[Problem to work on]: Single out the lines that include the word "name". Copy them.

[Listed entries]:
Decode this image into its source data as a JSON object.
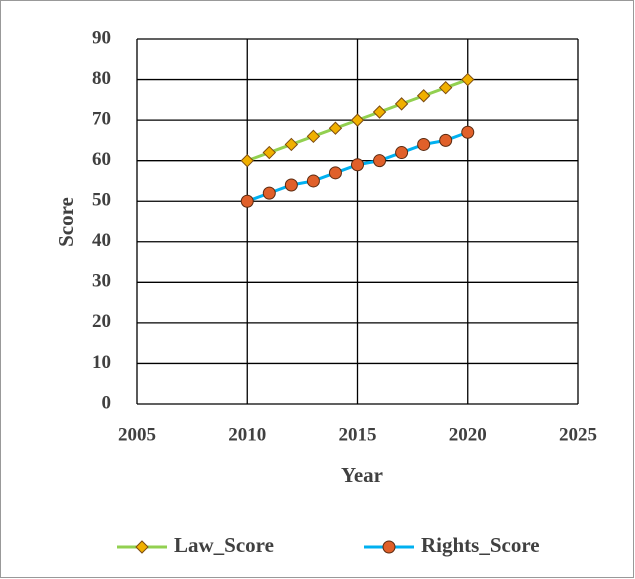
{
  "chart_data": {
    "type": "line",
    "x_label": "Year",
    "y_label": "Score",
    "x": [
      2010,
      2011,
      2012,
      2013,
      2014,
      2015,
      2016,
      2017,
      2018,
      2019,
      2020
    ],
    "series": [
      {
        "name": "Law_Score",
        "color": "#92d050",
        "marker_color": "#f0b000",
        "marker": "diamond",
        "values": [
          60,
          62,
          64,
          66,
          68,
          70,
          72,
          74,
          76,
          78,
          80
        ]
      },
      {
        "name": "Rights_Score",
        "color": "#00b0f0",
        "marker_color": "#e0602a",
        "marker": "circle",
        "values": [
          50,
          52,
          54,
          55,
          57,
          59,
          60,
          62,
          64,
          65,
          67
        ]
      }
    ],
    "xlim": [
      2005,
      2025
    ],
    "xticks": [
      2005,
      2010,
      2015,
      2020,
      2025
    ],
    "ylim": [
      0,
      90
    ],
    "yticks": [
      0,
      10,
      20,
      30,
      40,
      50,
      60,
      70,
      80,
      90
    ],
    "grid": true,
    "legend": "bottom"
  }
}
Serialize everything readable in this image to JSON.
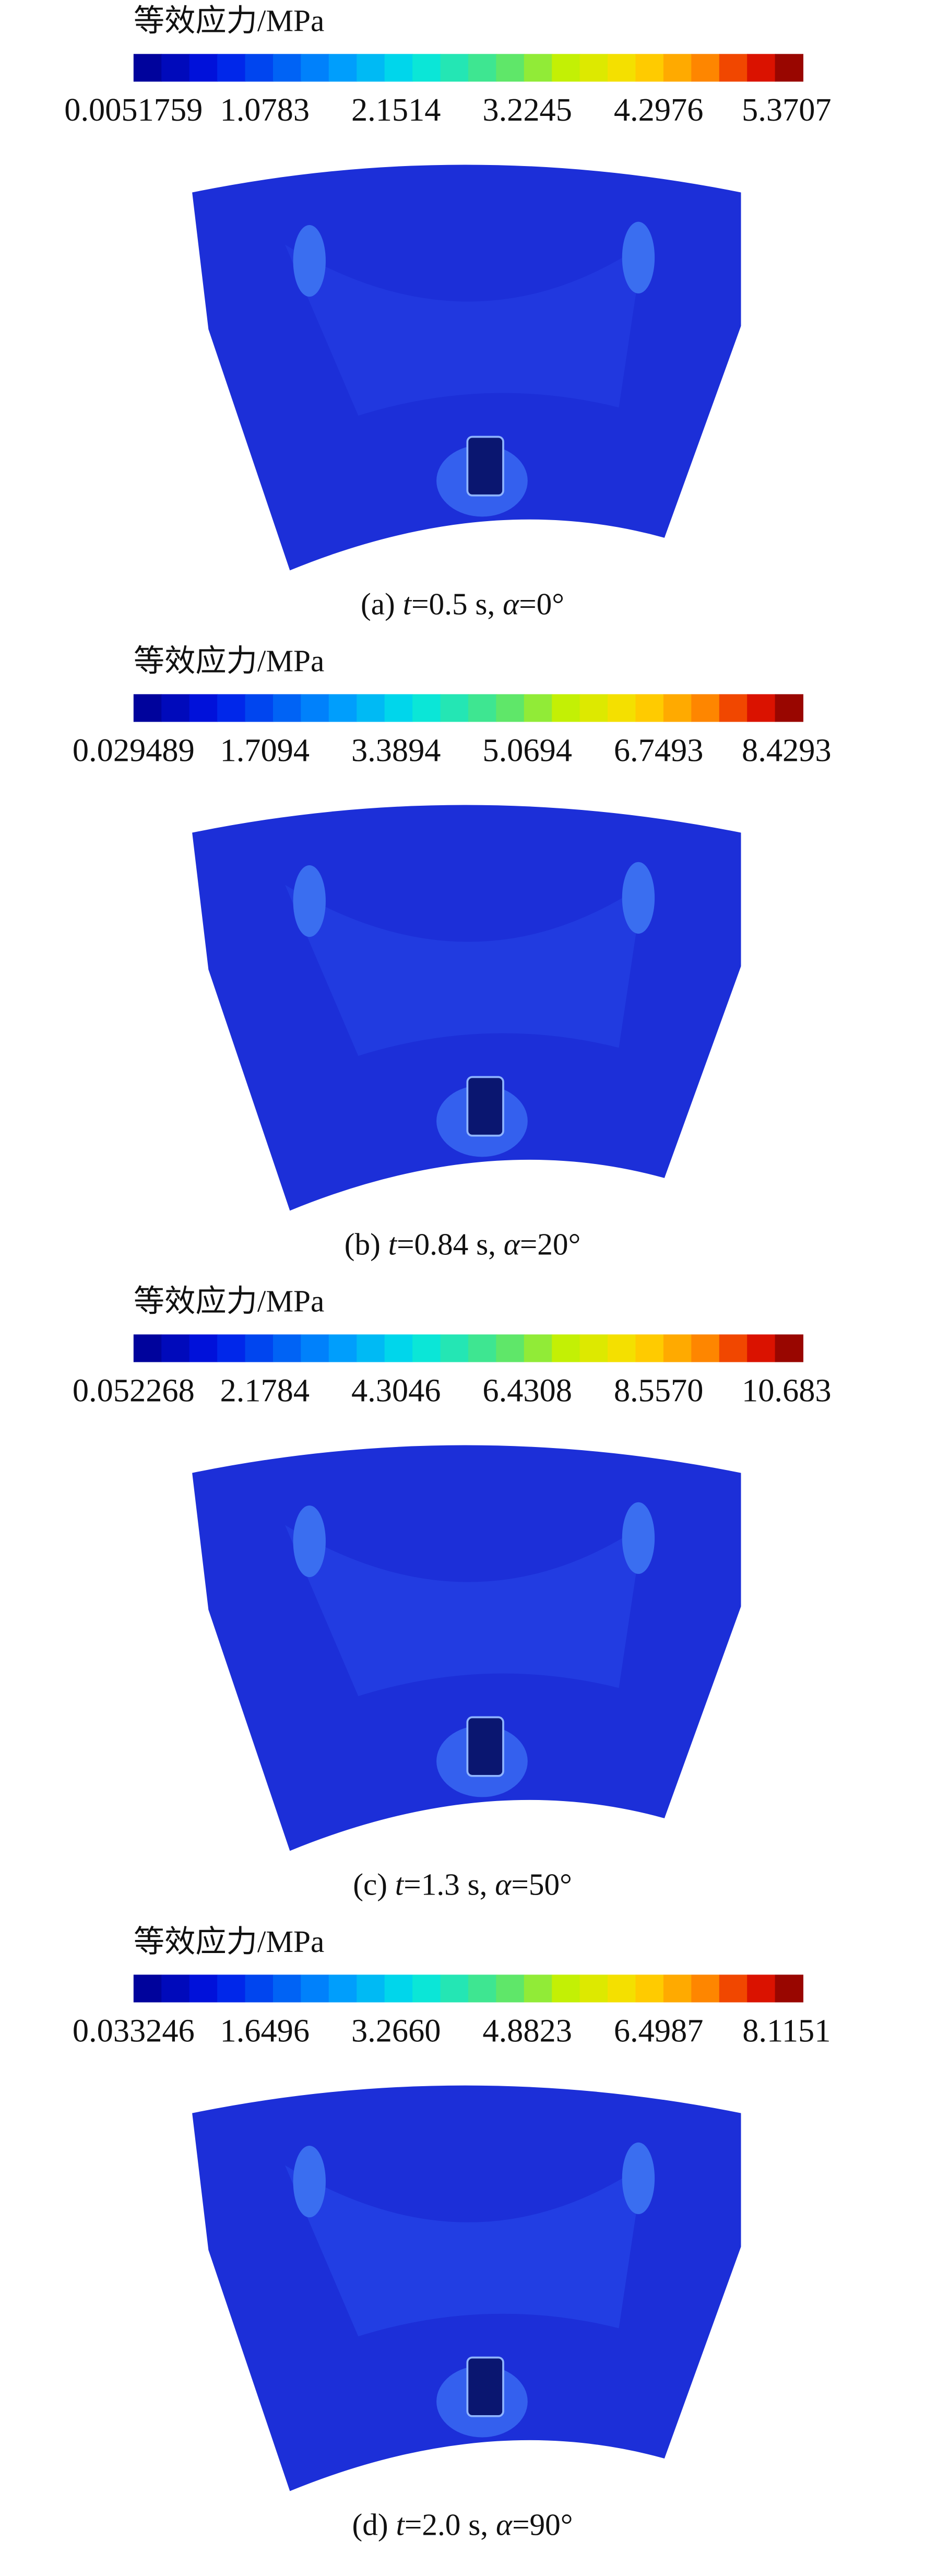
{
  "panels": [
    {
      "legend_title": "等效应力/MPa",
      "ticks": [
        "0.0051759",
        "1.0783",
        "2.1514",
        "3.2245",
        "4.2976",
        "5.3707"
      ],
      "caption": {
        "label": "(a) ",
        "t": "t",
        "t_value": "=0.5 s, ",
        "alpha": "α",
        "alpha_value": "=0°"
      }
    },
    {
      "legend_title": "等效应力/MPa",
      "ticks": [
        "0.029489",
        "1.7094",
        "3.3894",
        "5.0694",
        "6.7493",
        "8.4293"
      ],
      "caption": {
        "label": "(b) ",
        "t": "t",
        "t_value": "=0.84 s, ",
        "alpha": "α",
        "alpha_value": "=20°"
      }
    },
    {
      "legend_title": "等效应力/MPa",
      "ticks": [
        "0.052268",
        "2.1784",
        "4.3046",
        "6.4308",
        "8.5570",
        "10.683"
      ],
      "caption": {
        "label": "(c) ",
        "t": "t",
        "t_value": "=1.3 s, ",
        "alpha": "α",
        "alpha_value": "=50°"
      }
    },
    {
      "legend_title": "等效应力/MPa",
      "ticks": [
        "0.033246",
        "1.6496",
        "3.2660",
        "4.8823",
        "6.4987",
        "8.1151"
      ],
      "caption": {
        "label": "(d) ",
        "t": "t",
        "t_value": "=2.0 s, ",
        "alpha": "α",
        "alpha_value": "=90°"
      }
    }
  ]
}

...

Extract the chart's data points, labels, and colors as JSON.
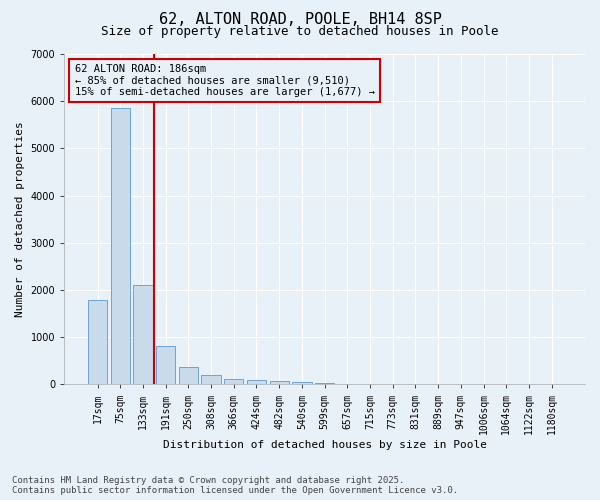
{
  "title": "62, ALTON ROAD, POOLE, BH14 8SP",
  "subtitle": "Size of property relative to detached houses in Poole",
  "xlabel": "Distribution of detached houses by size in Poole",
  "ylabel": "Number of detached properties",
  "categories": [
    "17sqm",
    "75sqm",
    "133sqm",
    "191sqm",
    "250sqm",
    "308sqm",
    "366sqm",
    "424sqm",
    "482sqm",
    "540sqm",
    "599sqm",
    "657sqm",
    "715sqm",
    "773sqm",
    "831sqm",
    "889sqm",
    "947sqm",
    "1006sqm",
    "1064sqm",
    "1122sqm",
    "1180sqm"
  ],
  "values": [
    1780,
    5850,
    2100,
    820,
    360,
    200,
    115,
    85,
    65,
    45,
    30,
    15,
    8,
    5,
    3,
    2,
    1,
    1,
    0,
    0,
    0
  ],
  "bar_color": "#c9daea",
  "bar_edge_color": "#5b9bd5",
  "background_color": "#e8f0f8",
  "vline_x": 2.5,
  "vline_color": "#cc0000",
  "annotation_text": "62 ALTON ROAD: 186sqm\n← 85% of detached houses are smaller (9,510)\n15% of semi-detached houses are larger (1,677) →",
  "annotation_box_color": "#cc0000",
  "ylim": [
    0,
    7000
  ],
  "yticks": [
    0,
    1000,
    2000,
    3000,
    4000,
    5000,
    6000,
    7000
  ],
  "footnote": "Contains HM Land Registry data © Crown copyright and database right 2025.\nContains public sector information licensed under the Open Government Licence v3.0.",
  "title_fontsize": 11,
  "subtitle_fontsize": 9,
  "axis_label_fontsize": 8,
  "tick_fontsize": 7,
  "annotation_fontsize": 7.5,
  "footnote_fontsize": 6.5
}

...

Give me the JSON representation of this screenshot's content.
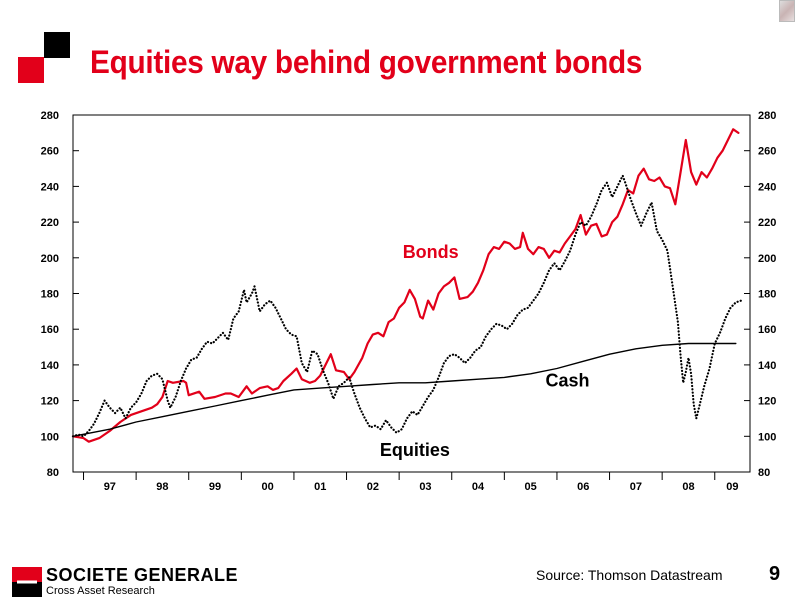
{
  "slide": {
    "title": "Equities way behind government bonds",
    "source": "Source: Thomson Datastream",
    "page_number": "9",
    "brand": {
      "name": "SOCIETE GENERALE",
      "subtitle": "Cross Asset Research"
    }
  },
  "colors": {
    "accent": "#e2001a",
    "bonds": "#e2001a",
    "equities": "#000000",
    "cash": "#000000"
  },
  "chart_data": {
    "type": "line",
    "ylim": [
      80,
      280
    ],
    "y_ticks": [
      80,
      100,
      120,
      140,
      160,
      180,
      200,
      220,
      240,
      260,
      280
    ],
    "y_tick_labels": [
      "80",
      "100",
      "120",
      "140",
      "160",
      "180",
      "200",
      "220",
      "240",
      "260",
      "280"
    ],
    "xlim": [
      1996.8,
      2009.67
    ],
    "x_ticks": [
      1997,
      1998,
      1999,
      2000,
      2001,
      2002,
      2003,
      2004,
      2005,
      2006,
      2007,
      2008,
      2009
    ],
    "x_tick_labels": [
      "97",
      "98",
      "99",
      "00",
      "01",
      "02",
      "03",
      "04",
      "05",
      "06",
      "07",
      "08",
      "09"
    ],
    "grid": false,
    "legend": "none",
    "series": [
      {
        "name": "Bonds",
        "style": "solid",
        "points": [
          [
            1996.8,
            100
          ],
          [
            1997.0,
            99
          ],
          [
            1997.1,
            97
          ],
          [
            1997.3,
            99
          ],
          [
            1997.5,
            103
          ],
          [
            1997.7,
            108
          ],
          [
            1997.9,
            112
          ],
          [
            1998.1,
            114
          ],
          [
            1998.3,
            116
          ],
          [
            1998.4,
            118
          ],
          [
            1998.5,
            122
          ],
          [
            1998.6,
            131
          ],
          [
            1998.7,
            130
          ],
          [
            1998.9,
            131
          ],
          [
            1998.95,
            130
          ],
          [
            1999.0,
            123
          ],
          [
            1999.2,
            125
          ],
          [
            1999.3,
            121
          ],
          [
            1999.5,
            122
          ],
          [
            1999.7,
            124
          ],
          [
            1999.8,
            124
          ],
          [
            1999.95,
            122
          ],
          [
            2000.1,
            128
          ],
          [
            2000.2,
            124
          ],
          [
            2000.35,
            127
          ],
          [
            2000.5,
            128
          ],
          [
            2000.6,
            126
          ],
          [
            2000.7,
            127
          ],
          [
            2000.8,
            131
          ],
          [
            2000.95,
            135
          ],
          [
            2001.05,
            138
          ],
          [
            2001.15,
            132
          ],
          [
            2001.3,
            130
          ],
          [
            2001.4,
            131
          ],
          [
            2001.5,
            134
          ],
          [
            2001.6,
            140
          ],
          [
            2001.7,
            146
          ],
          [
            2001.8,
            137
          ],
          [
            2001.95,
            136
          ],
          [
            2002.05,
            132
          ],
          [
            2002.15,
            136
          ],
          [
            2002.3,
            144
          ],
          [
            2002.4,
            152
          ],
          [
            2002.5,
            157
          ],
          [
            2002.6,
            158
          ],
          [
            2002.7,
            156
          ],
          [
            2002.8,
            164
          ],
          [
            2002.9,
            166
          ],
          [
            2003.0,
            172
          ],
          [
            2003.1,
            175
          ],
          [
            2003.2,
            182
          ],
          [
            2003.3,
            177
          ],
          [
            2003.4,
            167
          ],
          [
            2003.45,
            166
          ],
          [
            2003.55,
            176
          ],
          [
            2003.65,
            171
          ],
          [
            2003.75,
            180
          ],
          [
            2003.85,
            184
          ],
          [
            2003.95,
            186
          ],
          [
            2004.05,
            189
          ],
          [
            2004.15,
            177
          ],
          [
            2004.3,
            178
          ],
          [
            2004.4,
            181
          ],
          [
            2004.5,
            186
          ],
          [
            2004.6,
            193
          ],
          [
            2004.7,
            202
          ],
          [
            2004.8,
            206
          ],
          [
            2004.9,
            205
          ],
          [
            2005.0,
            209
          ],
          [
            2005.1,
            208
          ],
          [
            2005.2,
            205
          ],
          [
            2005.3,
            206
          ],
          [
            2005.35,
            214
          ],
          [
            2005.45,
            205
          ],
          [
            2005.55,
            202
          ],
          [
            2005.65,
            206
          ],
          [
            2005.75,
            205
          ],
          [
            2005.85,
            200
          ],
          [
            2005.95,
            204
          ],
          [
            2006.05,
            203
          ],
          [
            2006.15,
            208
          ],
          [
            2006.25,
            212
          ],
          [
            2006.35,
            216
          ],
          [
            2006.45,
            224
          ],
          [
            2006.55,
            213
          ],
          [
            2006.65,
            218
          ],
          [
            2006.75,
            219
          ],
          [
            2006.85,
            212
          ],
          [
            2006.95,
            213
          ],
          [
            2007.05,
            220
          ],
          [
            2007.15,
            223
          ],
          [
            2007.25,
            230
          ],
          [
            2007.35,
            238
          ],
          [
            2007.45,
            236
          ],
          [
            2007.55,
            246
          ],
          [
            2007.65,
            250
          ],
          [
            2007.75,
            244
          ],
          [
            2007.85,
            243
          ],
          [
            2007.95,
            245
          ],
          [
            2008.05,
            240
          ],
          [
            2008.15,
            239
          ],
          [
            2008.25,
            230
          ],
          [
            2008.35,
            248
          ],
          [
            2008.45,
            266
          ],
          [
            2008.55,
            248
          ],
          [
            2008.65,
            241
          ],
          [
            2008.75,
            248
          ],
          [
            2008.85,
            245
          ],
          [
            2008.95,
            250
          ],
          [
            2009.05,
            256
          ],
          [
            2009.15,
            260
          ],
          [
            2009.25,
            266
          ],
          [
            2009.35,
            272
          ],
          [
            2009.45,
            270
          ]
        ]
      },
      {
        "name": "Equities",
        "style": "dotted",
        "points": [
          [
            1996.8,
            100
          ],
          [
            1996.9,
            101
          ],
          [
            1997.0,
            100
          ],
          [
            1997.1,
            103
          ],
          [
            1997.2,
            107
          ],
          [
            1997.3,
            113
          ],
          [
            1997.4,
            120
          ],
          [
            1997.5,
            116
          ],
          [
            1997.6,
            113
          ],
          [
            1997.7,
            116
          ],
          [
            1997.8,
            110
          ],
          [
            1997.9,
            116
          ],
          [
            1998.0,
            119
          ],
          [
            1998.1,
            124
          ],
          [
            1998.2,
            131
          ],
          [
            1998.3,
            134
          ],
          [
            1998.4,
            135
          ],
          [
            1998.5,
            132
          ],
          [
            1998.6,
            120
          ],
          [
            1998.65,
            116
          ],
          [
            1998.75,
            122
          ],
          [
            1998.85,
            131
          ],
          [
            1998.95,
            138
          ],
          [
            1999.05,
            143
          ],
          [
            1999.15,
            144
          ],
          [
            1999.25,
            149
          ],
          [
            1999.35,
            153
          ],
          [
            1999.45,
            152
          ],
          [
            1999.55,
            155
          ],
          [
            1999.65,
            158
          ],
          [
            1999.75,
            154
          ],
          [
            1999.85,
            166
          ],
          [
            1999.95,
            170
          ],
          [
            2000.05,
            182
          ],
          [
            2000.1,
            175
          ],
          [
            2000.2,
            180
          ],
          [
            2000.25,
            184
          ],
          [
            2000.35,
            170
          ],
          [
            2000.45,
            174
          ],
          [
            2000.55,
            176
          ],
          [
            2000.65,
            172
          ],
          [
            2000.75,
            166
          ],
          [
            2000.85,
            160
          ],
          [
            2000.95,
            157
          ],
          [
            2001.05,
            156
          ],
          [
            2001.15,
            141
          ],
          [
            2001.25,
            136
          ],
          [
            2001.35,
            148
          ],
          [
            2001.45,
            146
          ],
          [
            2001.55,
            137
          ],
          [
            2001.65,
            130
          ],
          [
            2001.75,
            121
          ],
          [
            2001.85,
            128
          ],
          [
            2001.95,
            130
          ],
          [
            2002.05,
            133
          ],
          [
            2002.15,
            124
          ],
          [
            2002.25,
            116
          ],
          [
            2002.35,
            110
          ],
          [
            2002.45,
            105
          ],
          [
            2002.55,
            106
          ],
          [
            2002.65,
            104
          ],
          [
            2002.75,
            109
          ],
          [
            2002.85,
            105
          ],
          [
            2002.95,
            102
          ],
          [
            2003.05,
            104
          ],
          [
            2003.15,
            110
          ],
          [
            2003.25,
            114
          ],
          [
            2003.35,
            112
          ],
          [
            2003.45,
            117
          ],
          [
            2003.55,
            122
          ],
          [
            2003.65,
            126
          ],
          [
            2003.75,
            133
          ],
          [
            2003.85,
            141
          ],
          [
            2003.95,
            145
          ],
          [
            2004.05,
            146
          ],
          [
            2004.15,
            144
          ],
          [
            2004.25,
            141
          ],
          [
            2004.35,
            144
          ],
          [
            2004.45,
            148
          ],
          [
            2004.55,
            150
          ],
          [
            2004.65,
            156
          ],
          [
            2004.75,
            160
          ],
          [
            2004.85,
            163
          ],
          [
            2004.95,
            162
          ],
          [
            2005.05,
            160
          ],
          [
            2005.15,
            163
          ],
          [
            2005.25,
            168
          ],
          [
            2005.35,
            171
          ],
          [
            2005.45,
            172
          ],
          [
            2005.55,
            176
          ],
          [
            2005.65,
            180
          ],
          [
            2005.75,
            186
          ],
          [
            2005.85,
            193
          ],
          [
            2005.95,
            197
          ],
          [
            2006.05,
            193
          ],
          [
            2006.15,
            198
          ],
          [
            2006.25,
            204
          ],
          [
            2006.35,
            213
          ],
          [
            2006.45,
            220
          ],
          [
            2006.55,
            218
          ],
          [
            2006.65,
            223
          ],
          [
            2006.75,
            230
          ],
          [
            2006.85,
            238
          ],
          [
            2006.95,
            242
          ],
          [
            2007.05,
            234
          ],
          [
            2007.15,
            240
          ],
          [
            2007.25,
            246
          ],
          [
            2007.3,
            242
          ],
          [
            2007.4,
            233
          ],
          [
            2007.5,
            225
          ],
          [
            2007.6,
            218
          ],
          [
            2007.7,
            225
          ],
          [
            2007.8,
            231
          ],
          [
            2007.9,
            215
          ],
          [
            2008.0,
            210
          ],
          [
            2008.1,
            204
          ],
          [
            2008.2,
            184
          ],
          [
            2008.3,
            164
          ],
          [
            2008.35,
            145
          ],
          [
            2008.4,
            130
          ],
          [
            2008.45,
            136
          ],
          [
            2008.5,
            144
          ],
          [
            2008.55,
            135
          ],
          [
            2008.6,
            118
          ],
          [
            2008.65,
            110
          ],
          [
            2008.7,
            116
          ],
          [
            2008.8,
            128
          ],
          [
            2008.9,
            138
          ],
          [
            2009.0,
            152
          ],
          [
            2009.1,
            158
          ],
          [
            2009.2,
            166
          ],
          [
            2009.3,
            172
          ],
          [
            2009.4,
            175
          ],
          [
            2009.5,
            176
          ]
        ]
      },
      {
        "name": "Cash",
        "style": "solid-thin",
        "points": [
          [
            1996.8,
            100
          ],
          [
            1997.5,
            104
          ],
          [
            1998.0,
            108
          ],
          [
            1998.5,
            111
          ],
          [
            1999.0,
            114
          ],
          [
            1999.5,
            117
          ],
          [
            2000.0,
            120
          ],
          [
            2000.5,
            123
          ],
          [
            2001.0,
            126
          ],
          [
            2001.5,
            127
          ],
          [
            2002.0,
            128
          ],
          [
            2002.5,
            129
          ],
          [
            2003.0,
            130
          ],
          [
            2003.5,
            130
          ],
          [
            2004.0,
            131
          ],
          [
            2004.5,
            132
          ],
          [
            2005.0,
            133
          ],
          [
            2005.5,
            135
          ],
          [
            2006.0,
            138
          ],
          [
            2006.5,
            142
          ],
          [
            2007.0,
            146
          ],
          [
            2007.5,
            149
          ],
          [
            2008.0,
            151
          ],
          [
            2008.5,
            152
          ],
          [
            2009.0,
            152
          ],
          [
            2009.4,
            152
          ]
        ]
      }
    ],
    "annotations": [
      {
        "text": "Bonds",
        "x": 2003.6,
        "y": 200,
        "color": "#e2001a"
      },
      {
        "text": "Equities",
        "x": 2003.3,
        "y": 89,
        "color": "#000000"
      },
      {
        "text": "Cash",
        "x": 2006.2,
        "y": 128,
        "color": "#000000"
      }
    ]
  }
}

[Result]:
        "name": "Law_Score",
        "name": "Rights_Score",
      "name": "SOCIETE GENERALE",
        "name": "Bonds",
        "name": "Equities",
        "name": "Cash",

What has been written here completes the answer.